→ TASK REQUIREMENTS: From the material below, list every line containing "type".

→ RECORDS TO PROCESS:
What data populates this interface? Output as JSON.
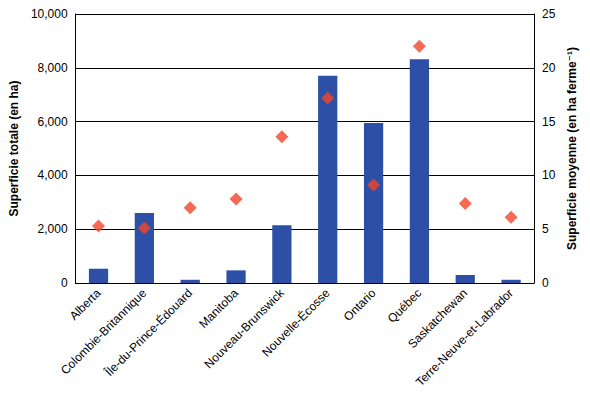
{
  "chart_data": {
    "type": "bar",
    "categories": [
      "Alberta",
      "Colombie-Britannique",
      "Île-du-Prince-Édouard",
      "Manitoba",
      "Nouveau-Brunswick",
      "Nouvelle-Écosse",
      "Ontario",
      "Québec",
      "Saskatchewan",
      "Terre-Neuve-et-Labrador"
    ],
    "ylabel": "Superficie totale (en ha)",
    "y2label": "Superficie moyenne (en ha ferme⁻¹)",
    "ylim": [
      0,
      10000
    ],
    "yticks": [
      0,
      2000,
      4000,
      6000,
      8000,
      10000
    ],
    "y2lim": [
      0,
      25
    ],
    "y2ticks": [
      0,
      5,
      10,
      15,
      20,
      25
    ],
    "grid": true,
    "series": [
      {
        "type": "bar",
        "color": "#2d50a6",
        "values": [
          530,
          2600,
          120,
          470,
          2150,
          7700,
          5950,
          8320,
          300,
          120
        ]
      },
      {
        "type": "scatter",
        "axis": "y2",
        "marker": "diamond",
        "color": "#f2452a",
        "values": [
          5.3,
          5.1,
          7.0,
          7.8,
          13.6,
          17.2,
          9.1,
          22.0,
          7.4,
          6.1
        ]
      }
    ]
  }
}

...

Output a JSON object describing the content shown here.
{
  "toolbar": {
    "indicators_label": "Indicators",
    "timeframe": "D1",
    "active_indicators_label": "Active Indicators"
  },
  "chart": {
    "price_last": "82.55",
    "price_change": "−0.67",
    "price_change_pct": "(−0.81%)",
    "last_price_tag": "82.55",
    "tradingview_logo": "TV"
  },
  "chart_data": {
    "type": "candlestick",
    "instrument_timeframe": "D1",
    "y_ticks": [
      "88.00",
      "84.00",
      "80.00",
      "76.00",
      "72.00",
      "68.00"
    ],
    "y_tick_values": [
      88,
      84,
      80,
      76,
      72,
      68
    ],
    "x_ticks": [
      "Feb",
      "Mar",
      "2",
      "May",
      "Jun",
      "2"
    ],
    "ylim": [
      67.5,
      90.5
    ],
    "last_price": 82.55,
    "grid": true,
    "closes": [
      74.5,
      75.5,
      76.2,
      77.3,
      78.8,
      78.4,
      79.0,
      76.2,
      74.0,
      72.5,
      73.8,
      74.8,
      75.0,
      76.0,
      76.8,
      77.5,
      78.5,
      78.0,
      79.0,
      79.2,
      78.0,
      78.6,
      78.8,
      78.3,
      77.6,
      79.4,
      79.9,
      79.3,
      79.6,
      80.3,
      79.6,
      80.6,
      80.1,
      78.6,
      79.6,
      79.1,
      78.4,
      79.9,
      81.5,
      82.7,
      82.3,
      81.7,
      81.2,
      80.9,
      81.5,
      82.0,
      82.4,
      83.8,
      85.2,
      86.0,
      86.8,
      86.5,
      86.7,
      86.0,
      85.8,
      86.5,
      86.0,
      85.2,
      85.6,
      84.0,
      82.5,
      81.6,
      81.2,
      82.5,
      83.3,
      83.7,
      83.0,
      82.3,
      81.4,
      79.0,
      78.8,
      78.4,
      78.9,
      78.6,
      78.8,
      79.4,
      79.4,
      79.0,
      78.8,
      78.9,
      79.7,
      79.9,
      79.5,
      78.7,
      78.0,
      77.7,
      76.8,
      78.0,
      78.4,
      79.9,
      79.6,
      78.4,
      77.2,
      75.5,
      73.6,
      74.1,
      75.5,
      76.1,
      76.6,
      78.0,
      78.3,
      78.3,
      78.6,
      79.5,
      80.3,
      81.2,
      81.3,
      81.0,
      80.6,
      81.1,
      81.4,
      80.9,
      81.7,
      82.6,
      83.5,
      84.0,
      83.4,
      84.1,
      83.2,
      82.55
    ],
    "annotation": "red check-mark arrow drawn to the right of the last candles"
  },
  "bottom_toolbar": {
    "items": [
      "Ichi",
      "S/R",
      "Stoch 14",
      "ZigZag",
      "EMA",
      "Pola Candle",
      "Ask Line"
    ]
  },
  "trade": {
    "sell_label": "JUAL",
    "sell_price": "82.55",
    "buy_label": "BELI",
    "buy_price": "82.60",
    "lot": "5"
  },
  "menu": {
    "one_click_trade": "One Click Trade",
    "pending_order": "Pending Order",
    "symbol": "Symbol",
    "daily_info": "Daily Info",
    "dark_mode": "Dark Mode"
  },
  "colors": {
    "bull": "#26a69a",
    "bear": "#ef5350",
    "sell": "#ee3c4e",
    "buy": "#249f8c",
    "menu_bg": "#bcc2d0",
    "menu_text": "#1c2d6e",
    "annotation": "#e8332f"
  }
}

→ RESPONSE TO THIS TASK:
    "type": "bar",
        "type": "bar",
        "type": "scatter",
    "type": "candlestick",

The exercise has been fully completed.